**Material provided:**
________________

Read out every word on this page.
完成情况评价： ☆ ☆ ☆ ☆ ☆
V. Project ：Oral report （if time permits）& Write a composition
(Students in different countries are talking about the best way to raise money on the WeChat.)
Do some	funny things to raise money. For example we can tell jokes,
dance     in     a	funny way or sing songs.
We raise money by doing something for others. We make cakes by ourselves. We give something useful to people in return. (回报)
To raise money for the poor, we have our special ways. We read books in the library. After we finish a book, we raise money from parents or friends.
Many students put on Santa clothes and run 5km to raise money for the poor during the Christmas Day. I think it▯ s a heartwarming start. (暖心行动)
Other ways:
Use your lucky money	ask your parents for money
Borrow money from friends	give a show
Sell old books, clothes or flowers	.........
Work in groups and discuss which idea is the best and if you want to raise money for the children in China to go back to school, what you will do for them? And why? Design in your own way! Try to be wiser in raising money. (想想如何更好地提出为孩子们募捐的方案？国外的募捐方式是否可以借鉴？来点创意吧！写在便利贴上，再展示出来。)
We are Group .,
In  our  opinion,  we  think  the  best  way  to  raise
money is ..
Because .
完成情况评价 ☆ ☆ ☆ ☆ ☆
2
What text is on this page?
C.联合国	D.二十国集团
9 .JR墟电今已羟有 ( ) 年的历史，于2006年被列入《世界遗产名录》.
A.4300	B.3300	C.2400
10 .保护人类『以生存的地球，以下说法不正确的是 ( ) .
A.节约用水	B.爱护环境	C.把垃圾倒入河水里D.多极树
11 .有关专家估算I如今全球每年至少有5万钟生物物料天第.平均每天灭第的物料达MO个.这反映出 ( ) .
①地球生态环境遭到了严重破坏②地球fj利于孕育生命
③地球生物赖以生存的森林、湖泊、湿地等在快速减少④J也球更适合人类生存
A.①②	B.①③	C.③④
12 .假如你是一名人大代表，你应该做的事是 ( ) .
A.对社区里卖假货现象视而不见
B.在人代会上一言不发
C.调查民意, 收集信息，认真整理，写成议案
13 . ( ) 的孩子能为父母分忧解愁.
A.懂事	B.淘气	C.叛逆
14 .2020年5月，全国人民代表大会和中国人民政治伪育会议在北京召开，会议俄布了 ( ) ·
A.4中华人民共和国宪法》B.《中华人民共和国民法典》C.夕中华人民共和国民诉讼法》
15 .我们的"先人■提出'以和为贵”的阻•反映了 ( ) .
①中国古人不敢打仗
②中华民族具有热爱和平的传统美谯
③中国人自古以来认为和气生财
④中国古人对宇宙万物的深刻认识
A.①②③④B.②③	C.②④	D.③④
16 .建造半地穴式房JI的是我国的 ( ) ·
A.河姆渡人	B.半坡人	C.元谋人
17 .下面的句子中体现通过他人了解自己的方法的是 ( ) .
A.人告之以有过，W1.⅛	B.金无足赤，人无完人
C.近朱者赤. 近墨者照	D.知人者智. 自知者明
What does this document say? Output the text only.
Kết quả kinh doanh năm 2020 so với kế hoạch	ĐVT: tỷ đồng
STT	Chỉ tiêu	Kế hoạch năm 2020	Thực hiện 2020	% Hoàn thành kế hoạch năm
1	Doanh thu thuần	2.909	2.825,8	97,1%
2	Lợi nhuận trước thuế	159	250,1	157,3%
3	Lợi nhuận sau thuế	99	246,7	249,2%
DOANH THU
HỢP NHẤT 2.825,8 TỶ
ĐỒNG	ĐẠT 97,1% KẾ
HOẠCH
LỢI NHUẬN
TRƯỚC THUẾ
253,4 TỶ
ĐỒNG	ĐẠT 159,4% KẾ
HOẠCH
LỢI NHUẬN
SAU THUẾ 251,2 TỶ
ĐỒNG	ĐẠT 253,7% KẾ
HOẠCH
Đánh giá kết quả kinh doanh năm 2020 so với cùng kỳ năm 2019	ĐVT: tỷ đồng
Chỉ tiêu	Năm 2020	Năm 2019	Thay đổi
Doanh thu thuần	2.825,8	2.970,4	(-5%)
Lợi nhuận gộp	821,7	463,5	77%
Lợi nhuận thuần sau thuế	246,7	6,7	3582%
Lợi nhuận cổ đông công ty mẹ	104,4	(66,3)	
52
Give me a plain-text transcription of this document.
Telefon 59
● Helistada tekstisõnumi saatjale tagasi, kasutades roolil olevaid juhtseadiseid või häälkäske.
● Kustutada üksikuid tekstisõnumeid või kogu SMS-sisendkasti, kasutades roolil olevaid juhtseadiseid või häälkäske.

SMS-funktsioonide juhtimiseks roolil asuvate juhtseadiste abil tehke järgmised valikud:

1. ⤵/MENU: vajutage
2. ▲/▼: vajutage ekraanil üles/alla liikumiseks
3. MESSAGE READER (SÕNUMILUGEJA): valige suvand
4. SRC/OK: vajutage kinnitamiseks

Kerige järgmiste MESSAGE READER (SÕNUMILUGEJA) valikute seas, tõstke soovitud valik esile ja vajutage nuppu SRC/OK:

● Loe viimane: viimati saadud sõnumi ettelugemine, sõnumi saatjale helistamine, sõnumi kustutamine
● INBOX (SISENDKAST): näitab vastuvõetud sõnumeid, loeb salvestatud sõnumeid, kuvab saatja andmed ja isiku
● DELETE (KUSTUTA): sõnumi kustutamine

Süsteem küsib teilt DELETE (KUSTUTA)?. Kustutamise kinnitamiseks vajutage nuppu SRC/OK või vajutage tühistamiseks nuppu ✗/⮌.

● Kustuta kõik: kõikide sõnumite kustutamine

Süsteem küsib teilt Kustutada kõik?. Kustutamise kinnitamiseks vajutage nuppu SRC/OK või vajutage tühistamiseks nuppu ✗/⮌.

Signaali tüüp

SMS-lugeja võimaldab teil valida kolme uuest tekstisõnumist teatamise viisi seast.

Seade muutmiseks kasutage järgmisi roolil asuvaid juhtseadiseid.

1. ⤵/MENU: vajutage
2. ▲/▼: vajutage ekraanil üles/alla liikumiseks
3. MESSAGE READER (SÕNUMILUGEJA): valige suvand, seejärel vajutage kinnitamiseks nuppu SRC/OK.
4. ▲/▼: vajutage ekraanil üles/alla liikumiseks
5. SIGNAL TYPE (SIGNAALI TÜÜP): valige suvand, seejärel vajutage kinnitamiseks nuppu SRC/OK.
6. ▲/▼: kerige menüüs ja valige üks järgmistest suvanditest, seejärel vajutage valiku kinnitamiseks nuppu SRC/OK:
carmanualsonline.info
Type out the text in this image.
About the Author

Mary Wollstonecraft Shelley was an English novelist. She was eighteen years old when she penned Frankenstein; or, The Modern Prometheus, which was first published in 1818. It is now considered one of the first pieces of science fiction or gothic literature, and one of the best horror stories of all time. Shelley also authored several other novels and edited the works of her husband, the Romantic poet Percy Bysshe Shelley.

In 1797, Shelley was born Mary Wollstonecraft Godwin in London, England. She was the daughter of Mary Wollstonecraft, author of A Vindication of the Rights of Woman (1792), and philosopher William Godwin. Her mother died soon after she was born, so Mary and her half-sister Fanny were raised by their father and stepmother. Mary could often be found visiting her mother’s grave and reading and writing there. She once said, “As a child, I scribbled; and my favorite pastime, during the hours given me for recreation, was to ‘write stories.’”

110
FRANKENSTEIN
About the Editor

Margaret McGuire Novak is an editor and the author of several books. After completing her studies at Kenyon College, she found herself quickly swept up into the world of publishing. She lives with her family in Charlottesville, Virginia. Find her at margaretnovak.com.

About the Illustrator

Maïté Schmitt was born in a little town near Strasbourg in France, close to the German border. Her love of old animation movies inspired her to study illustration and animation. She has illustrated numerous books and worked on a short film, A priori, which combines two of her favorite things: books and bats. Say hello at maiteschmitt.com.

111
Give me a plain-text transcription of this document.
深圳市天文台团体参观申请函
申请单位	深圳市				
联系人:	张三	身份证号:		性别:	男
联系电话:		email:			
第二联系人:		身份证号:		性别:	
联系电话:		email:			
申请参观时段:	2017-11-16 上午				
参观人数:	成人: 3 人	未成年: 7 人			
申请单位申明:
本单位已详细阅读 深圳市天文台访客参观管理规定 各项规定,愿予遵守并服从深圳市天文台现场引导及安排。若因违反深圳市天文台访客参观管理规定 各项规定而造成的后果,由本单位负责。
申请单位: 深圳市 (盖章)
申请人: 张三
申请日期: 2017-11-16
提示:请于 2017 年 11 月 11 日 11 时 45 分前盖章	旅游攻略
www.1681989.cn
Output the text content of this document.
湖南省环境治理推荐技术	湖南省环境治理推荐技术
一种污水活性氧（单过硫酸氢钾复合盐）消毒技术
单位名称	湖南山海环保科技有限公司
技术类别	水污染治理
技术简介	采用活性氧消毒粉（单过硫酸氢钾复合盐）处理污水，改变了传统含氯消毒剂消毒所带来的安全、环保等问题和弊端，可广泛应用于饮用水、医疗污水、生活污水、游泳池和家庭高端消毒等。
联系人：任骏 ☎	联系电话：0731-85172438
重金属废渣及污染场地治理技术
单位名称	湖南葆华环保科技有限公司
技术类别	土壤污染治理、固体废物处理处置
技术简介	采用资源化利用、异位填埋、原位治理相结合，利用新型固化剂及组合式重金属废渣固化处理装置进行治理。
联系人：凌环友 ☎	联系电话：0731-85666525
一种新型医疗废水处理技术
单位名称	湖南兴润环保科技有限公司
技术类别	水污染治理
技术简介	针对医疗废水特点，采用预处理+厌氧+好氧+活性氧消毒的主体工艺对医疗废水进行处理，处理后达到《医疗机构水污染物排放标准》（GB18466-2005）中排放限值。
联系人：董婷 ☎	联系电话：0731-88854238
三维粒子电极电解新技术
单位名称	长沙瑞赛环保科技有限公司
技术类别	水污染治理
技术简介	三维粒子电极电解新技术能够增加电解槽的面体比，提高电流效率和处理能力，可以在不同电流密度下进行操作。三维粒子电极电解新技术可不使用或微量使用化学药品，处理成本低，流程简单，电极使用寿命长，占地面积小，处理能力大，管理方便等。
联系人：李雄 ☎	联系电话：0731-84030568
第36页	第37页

________________

**Exercise instructions:** Count how many lines above carry the word "kõik". Only the number is required.

**Response:** 2